[Rows from a figure dataset]
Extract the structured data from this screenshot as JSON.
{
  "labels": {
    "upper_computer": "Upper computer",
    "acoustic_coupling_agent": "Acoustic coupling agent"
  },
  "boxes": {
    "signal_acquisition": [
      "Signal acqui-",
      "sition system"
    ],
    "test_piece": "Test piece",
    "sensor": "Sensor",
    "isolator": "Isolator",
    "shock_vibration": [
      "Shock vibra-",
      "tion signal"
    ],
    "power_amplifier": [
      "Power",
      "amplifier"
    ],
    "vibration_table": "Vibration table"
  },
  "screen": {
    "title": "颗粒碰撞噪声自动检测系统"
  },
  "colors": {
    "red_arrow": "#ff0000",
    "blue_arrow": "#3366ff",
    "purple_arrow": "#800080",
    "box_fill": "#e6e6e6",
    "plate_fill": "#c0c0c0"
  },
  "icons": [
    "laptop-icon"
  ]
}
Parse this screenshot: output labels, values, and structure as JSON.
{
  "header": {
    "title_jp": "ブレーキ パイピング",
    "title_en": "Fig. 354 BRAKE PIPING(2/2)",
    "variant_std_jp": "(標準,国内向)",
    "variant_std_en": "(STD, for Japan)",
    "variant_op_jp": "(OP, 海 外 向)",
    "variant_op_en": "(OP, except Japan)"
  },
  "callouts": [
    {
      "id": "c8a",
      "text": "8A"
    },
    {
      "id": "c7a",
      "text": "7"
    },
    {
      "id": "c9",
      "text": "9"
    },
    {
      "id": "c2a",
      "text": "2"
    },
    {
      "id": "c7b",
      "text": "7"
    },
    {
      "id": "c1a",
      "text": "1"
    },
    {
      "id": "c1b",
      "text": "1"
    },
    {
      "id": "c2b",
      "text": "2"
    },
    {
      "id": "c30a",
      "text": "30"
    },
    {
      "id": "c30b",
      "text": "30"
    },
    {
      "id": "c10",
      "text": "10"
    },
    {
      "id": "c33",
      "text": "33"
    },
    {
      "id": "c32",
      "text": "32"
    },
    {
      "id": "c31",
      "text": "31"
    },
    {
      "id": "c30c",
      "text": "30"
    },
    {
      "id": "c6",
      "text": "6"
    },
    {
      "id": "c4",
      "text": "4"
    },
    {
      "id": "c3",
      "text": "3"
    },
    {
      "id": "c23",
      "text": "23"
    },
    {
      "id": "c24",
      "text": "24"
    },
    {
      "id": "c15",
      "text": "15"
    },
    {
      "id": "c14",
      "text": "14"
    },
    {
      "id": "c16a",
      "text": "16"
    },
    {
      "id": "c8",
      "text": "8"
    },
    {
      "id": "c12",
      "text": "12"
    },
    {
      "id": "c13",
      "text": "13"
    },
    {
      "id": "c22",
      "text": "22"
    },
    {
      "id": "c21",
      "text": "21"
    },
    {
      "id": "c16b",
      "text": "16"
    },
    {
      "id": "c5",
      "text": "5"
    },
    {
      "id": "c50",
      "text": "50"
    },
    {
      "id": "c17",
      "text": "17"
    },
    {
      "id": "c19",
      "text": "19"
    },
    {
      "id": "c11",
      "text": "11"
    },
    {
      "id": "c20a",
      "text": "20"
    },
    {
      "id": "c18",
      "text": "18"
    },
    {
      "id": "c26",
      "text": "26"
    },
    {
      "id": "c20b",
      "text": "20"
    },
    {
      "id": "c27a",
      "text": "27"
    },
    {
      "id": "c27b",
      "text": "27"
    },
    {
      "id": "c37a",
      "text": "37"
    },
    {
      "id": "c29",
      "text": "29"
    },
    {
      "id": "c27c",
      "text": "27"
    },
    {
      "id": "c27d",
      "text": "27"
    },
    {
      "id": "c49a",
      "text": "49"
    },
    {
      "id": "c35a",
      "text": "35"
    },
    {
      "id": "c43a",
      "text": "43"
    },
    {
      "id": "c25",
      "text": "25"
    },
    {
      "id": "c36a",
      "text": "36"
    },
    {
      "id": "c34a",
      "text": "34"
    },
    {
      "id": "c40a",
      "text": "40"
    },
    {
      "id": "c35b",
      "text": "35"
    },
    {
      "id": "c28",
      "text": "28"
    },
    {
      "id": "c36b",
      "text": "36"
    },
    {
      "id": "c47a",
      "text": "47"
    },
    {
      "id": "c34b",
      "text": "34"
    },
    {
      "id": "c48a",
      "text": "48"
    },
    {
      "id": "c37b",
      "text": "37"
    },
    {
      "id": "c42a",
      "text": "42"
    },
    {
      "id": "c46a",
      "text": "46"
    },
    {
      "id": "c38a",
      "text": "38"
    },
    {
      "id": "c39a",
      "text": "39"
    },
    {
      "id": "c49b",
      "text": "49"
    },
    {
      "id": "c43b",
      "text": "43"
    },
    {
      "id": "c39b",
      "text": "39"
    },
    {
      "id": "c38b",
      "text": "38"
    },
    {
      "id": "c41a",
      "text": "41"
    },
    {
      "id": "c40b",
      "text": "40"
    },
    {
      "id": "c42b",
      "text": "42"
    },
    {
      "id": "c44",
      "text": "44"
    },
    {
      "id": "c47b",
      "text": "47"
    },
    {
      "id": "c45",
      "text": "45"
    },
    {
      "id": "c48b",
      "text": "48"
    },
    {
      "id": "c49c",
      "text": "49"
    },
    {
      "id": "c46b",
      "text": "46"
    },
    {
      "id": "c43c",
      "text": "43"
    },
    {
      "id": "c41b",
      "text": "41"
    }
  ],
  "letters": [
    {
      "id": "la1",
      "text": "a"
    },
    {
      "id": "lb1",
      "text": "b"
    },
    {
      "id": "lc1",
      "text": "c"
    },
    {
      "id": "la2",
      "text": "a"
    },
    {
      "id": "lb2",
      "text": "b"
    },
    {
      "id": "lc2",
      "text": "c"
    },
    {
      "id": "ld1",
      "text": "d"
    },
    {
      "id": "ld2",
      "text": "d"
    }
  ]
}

WHAT YOU SHOULD DO: In the listing above, locate each line with "labels" and copy it.

TASK OUTPUT:
  "labels": {
Parse this screenshot: output labels, values, and structure as JSON.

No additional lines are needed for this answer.